→ SOURCE DATA:

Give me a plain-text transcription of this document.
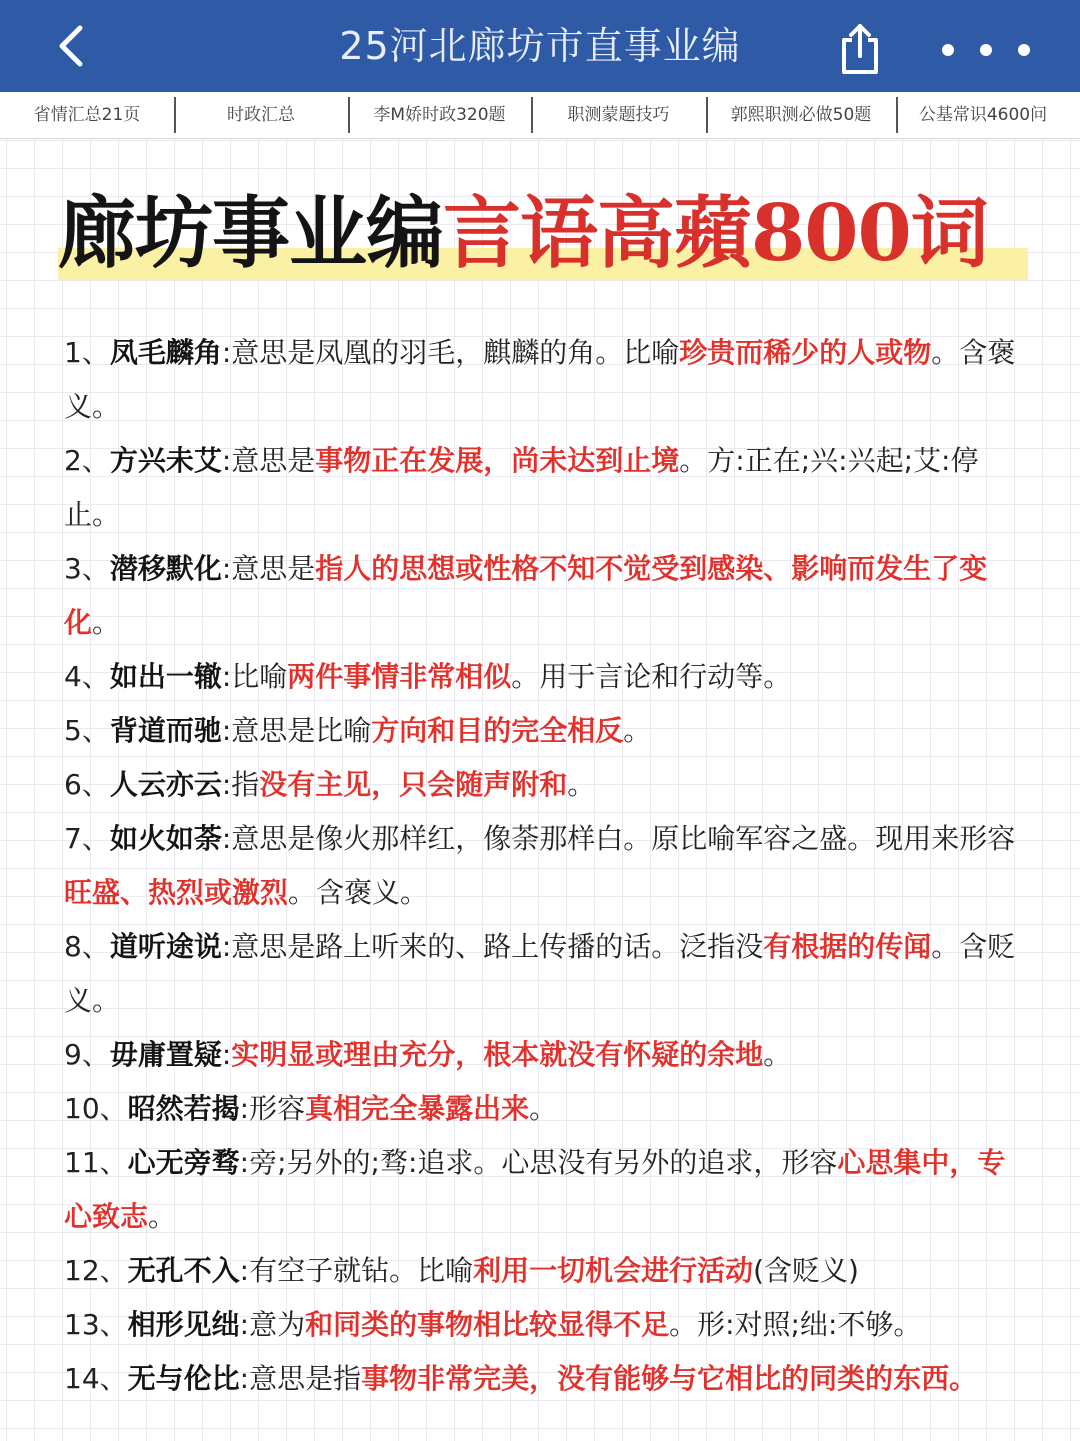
25河北廊坊市直事业编
省情汇总21页	时政汇总	李M娇时政320题	职测蒙题技巧	郭熙职测必做50题	公基常识4600问
廊坊事业编言语高蘋800词

1、凤毛麟角:意思是凤凰的羽毛，麒麟的角。比喻珍贵而稀少的人或物。含褒义。

2、方兴未艾:意思是事物正在发展，尚未达到止境。方:正在;兴:兴起;艾:停止。

3、潜移默化:意思是指人的思想或性格不知不觉受到感染、影响而发生了变化。

4、如出一辙:比喻两件事情非常相似。用于言论和行动等。

5、背道而驰:意思是比喻方向和目的完全相反。

6、人云亦云:指没有主见，只会随声附和。

7、如火如荼:意思是像火那样红，像荼那样白。原比喻军容之盛。现用来形容旺盛、热烈或激烈。含褒义。

8、道听途说:意思是路上听来的、路上传播的话。泛指没有根据的传闻。含贬义。

9、毋庸置疑:实明显或理由充分，根本就没有怀疑的余地。

10、昭然若揭:形容真相完全暴露出来。

11、心无旁骛:旁;另外的;骛:追求。心思没有另外的追求，形容心思集中，专心致志。

12、无孔不入:有空子就钻。比喻利用一切机会进行活动(含贬义)

13、相形见绌:意为和同类的事物相比较显得不足。形:对照;绌:不够。

14、无与伦比:意思是指事物非常完美，没有能够与它相比的同类的东西。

→ EXERCISE: Quote every record above exactly, omitting any pictures they contain.

→ WRITTEN SOLUTION:
Give me a plain-text transcription of this document.
25河北廊坊市直事业编
省情汇总21页	时政汇总	李M娇时政320题	职测蒙题技巧	郭熙职测必做50题	公基常识4600问
廊坊事业编言语高蘋800词

1、凤毛麟角:意思是凤凰的羽毛，麒麟的角。比喻珍贵而稀少的人或物。含褒义。

2、方兴未艾:意思是事物正在发展，尚未达到止境。方:正在;兴:兴起;艾:停止。

3、潜移默化:意思是指人的思想或性格不知不觉受到感染、影响而发生了变化。

4、如出一辙:比喻两件事情非常相似。用于言论和行动等。

5、背道而驰:意思是比喻方向和目的完全相反。

6、人云亦云:指没有主见，只会随声附和。

7、如火如荼:意思是像火那样红，像荼那样白。原比喻军容之盛。现用来形容旺盛、热烈或激烈。含褒义。

8、道听途说:意思是路上听来的、路上传播的话。泛指没有根据的传闻。含贬义。

9、毋庸置疑:实明显或理由充分，根本就没有怀疑的余地。

10、昭然若揭:形容真相完全暴露出来。

11、心无旁骛:旁;另外的;骛:追求。心思没有另外的追求，形容心思集中，专心致志。

12、无孔不入:有空子就钻。比喻利用一切机会进行活动(含贬义)

13、相形见绌:意为和同类的事物相比较显得不足。形:对照;绌:不够。

14、无与伦比:意思是指事物非常完美，没有能够与它相比的同类的东西。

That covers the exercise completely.